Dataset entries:
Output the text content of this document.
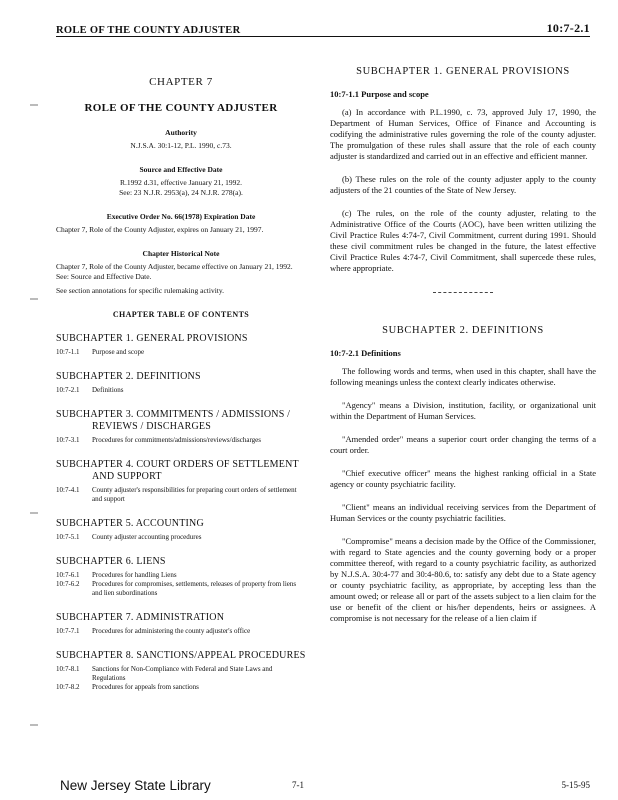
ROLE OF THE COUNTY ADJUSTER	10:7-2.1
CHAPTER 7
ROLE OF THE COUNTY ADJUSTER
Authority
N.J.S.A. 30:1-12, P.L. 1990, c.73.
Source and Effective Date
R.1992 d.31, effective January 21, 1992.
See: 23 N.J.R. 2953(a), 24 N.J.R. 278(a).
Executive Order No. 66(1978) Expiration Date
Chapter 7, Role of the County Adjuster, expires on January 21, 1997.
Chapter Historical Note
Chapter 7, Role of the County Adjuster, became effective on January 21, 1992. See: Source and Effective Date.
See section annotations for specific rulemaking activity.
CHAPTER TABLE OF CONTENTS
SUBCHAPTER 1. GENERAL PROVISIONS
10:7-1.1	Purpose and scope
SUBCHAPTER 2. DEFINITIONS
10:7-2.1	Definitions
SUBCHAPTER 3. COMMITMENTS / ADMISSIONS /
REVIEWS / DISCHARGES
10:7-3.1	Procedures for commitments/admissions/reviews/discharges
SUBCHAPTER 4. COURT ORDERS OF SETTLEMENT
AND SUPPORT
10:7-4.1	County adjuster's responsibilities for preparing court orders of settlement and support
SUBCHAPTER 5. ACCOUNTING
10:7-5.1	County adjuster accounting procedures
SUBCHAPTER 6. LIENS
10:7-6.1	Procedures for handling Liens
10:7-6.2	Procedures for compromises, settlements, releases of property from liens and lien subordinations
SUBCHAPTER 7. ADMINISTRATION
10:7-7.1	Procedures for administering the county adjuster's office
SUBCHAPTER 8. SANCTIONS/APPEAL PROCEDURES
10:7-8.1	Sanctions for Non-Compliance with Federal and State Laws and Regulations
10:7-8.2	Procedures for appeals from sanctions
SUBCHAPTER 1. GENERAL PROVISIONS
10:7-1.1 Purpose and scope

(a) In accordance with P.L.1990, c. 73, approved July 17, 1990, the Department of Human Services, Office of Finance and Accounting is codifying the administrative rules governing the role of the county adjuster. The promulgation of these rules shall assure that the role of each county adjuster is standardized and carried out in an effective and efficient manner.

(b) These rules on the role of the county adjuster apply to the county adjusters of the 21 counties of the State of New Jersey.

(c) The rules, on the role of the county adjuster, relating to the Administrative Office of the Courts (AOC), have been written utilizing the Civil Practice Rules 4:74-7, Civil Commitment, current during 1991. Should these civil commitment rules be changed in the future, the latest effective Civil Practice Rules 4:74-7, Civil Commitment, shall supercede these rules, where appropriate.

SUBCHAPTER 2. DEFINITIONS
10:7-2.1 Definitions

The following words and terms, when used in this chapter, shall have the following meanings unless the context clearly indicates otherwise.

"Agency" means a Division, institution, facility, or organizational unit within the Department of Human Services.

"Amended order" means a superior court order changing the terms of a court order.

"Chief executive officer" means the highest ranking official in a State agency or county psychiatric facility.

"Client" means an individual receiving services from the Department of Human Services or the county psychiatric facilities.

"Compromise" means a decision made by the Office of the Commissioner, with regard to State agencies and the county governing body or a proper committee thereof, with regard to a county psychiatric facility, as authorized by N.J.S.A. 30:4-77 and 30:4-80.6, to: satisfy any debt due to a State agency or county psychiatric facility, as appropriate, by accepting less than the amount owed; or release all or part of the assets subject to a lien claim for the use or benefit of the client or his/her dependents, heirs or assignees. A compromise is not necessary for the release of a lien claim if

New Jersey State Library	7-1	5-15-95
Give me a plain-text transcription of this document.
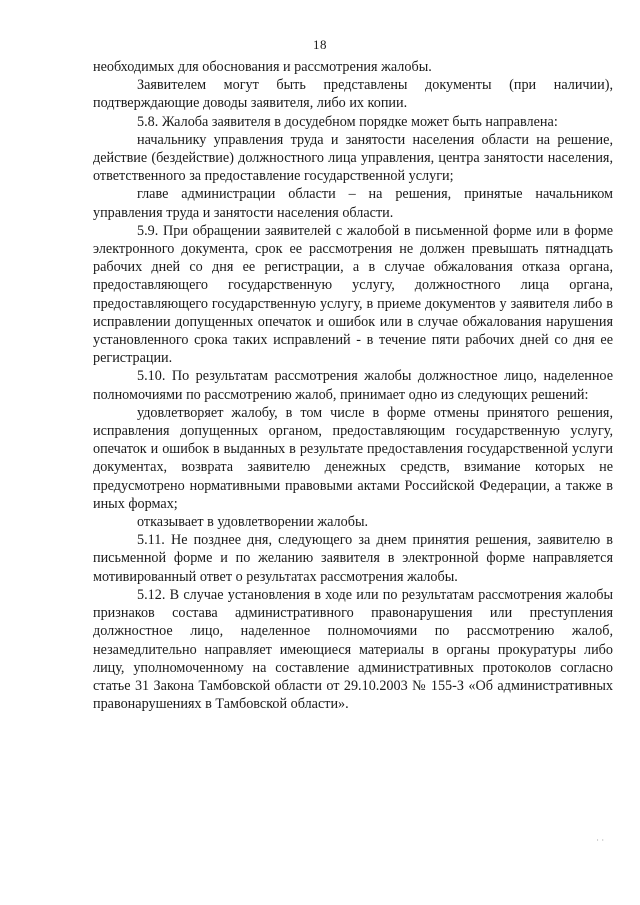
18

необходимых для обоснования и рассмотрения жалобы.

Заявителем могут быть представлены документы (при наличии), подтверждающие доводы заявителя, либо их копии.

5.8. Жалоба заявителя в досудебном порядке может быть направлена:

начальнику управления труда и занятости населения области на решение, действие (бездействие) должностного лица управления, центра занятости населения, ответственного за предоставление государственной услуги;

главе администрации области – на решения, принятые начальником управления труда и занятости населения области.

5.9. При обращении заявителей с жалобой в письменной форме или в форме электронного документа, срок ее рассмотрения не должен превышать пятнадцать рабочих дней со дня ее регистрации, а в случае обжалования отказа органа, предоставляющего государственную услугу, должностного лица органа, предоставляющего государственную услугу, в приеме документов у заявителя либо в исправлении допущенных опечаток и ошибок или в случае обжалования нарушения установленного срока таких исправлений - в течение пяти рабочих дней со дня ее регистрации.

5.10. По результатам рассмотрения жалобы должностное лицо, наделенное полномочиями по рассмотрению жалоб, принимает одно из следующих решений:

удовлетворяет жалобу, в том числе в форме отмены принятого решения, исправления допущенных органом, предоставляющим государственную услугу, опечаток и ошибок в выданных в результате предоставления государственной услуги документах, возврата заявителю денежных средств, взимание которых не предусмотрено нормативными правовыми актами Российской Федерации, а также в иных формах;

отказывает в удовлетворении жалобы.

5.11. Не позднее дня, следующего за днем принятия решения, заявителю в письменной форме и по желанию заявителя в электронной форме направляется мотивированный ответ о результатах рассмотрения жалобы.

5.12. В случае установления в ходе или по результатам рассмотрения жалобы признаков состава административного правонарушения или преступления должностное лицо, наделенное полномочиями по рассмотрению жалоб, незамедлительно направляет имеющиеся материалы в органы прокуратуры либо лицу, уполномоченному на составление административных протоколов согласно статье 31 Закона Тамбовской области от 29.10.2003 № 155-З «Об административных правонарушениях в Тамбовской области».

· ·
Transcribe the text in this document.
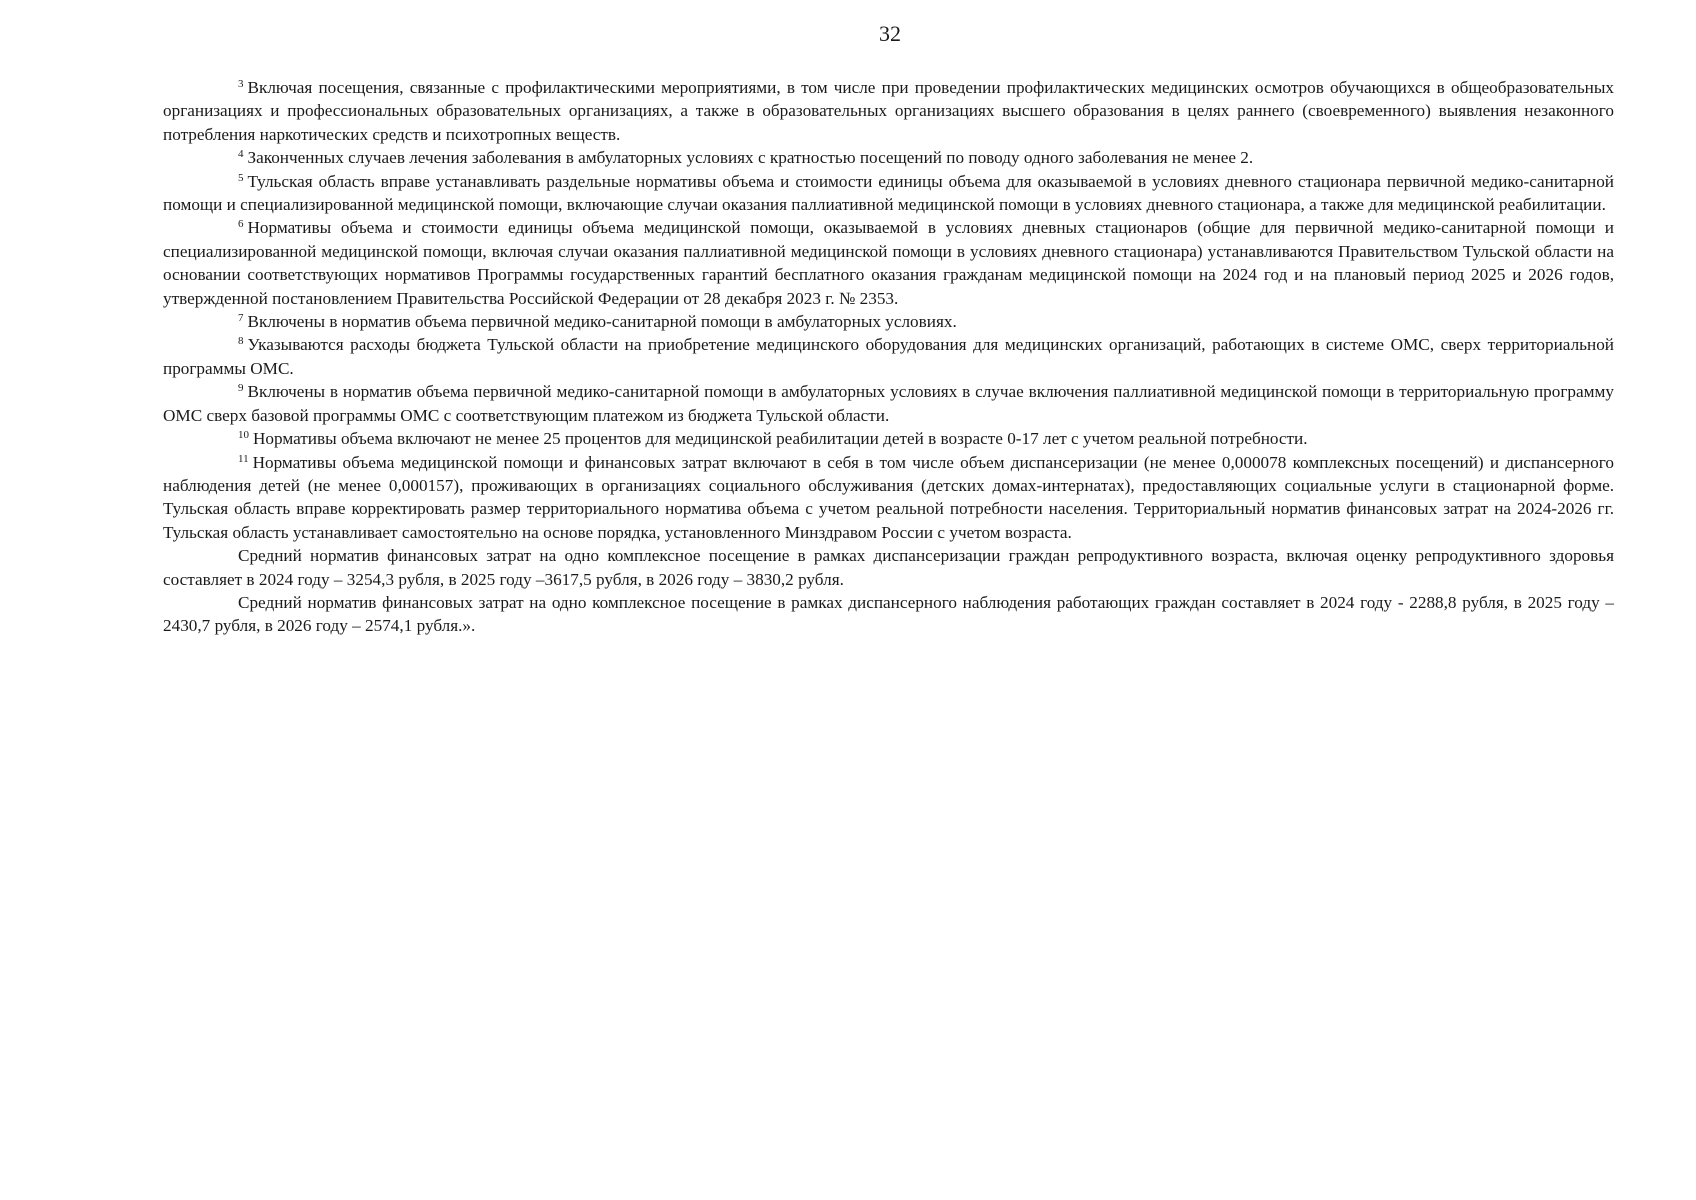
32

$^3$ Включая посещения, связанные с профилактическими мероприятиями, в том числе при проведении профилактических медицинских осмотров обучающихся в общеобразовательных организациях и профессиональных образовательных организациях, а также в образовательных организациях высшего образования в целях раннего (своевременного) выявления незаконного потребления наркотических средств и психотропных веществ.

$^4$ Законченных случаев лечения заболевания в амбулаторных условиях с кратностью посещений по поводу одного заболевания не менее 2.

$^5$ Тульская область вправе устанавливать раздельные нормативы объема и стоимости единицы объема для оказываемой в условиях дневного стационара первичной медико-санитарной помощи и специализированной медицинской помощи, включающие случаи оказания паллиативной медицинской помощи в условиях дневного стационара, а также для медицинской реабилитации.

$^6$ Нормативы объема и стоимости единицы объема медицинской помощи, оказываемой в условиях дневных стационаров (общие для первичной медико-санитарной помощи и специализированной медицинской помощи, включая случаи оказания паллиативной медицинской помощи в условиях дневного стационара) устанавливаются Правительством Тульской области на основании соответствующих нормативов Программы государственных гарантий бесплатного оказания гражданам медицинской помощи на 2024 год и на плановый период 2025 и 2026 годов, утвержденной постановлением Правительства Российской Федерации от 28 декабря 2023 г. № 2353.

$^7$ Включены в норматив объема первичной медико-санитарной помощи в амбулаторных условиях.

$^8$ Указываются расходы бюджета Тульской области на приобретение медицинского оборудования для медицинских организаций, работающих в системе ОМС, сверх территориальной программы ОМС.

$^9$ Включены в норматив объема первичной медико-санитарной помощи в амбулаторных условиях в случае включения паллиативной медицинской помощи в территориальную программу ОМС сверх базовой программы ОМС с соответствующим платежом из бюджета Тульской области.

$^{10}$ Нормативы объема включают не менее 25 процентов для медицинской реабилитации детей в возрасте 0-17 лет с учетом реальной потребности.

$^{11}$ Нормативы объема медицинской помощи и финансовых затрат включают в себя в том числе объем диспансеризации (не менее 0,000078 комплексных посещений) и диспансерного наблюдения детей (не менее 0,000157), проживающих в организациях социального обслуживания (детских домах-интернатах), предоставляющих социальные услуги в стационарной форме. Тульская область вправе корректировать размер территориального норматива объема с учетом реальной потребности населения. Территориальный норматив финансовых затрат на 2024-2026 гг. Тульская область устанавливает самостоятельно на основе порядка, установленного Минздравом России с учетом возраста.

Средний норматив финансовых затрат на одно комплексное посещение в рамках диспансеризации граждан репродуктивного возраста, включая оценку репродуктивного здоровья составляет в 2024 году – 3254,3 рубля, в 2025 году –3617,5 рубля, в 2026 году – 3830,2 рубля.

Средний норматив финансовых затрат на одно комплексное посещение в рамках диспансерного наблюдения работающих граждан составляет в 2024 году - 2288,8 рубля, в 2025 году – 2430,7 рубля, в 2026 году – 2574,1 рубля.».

To do:
Each line holding "медицинских" must be found and copied.

Written reply:
$^3$ Включая посещения, связанные с профилактическими мероприятиями, в том числе при проведении профилактических медицинских осмотров обучающихся в общеобразовательных организациях и профессиональных образовательных организациях, а также в образовательных организациях высшего образования в целях раннего (своевременного) выявления незаконного потребления наркотических средств и психотропных веществ.
$^8$ Указываются расходы бюджета Тульской области на приобретение медицинского оборудования для медицинских организаций, работающих в системе ОМС, сверх территориальной программы ОМС.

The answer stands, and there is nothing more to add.